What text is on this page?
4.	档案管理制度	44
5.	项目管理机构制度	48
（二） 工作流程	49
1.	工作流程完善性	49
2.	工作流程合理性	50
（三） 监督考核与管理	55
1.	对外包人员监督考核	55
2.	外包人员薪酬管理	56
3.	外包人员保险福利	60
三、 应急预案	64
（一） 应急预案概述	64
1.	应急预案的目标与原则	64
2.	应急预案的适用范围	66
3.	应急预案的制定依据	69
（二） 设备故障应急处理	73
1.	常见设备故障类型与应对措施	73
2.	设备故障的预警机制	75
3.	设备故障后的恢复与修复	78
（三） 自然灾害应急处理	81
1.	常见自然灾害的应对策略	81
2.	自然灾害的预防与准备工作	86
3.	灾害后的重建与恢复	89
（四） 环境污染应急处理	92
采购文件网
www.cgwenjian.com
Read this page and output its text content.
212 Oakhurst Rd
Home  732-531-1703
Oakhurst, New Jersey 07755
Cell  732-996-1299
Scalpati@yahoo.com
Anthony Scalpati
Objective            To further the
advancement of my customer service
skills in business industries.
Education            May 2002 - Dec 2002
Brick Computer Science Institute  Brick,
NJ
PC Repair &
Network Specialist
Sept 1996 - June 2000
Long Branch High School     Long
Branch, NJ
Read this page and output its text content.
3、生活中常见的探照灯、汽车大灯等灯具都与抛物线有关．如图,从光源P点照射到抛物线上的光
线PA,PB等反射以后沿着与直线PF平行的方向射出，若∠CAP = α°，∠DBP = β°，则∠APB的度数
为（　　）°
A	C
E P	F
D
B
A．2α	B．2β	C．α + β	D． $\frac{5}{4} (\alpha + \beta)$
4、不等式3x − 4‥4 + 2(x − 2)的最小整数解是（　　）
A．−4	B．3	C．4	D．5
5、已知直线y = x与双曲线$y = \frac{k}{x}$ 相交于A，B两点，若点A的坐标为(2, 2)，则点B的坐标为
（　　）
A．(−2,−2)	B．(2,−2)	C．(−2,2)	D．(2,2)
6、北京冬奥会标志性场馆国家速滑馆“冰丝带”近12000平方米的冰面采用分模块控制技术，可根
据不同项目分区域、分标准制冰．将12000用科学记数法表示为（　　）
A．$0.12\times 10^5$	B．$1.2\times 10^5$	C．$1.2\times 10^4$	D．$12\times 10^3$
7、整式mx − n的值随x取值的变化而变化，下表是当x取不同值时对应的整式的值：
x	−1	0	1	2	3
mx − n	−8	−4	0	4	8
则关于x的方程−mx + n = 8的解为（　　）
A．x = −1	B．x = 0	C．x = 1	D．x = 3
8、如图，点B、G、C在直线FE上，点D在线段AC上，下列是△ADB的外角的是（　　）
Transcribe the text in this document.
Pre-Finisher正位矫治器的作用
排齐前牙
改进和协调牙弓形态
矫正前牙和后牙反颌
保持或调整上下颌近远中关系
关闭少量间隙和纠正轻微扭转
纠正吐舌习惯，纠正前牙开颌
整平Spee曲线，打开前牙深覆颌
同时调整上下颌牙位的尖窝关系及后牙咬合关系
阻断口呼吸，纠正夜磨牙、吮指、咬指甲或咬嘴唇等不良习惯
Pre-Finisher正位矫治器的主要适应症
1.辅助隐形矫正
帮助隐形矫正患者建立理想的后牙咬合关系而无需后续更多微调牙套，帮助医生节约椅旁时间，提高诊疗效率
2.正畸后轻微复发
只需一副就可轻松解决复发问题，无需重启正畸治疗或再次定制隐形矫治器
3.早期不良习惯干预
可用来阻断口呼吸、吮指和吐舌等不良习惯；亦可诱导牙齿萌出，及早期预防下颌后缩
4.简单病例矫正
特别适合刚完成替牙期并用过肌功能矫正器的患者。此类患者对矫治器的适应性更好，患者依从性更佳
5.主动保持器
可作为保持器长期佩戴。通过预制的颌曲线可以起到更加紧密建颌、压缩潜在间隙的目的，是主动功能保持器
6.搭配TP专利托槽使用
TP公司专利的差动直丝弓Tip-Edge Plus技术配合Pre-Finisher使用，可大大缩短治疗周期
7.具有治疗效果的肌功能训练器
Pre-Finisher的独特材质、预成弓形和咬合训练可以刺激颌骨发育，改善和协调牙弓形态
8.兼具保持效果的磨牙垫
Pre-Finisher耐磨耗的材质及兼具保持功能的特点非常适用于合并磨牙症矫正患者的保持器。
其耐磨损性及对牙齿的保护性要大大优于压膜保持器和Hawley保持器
━━━━━━━━━━━━━━━━━━━━━━━━━━━━━━
__What this task involves__: Using the material above, print every entry exactly as written.

__Complete answer__:
What text is on this page?
4.	档案管理制度	44
5.	项目管理机构制度	48
（二） 工作流程	49
1.	工作流程完善性	49
2.	工作流程合理性	50
（三） 监督考核与管理	55
1.	对外包人员监督考核	55
2.	外包人员薪酬管理	56
3.	外包人员保险福利	60
三、 应急预案	64
（一） 应急预案概述	64
1.	应急预案的目标与原则	64
2.	应急预案的适用范围	66
3.	应急预案的制定依据	69
（二） 设备故障应急处理	73
1.	常见设备故障类型与应对措施	73
2.	设备故障的预警机制	75
3.	设备故障后的恢复与修复	78
（三） 自然灾害应急处理	81
1.	常见自然灾害的应对策略	81
2.	自然灾害的预防与准备工作	86
3.	灾害后的重建与恢复	89
（四） 环境污染应急处理	92
采购文件网
www.cgwenjian.com
Read this page and output its text content.
212 Oakhurst Rd
Home  732-531-1703
Oakhurst, New Jersey 07755
Cell  732-996-1299
Scalpati@yahoo.com
Anthony Scalpati
Objective            To further the
advancement of my customer service
skills in business industries.
Education            May 2002 - Dec 2002
Brick Computer Science Institute  Brick,
NJ
PC Repair &
Network Specialist
Sept 1996 - June 2000
Long Branch High School     Long
Branch, NJ
Read this page and output its text content.
3、生活中常见的探照灯、汽车大灯等灯具都与抛物线有关．如图,从光源P点照射到抛物线上的光
线PA,PB等反射以后沿着与直线PF平行的方向射出，若∠CAP = α°，∠DBP = β°，则∠APB的度数
为（　　）°
A	C
E P	F
D
B
A．2α	B．2β	C．α + β	D． $\frac{5}{4} (\alpha + \beta)$
4、不等式3x − 4‥4 + 2(x − 2)的最小整数解是（　　）
A．−4	B．3	C．4	D．5
5、已知直线y = x与双曲线$y = \frac{k}{x}$ 相交于A，B两点，若点A的坐标为(2, 2)，则点B的坐标为
（　　）
A．(−2,−2)	B．(2,−2)	C．(−2,2)	D．(2,2)
6、北京冬奥会标志性场馆国家速滑馆“冰丝带”近12000平方米的冰面采用分模块控制技术，可根
据不同项目分区域、分标准制冰．将12000用科学记数法表示为（　　）
A．$0.12\times 10^5$	B．$1.2\times 10^5$	C．$1.2\times 10^4$	D．$12\times 10^3$
7、整式mx − n的值随x取值的变化而变化，下表是当x取不同值时对应的整式的值：
x	−1	0	1	2	3
mx − n	−8	−4	0	4	8
则关于x的方程−mx + n = 8的解为（　　）
A．x = −1	B．x = 0	C．x = 1	D．x = 3
8、如图，点B、G、C在直线FE上，点D在线段AC上，下列是△ADB的外角的是（　　）
Transcribe the text in this document.
Pre-Finisher正位矫治器的作用
排齐前牙
改进和协调牙弓形态
矫正前牙和后牙反颌
保持或调整上下颌近远中关系
关闭少量间隙和纠正轻微扭转
纠正吐舌习惯，纠正前牙开颌
整平Spee曲线，打开前牙深覆颌
同时调整上下颌牙位的尖窝关系及后牙咬合关系
阻断口呼吸，纠正夜磨牙、吮指、咬指甲或咬嘴唇等不良习惯
Pre-Finisher正位矫治器的主要适应症
1.辅助隐形矫正
帮助隐形矫正患者建立理想的后牙咬合关系而无需后续更多微调牙套，帮助医生节约椅旁时间，提高诊疗效率
2.正畸后轻微复发
只需一副就可轻松解决复发问题，无需重启正畸治疗或再次定制隐形矫治器
3.早期不良习惯干预
可用来阻断口呼吸、吮指和吐舌等不良习惯；亦可诱导牙齿萌出，及早期预防下颌后缩
4.简单病例矫正
特别适合刚完成替牙期并用过肌功能矫正器的患者。此类患者对矫治器的适应性更好，患者依从性更佳
5.主动保持器
可作为保持器长期佩戴。通过预制的颌曲线可以起到更加紧密建颌、压缩潜在间隙的目的，是主动功能保持器
6.搭配TP专利托槽使用
TP公司专利的差动直丝弓Tip-Edge Plus技术配合Pre-Finisher使用，可大大缩短治疗周期
7.具有治疗效果的肌功能训练器
Pre-Finisher的独特材质、预成弓形和咬合训练可以刺激颌骨发育，改善和协调牙弓形态
8.兼具保持效果的磨牙垫
Pre-Finisher耐磨耗的材质及兼具保持功能的特点非常适用于合并磨牙症矫正患者的保持器。
其耐磨损性及对牙齿的保护性要大大优于压膜保持器和Hawley保持器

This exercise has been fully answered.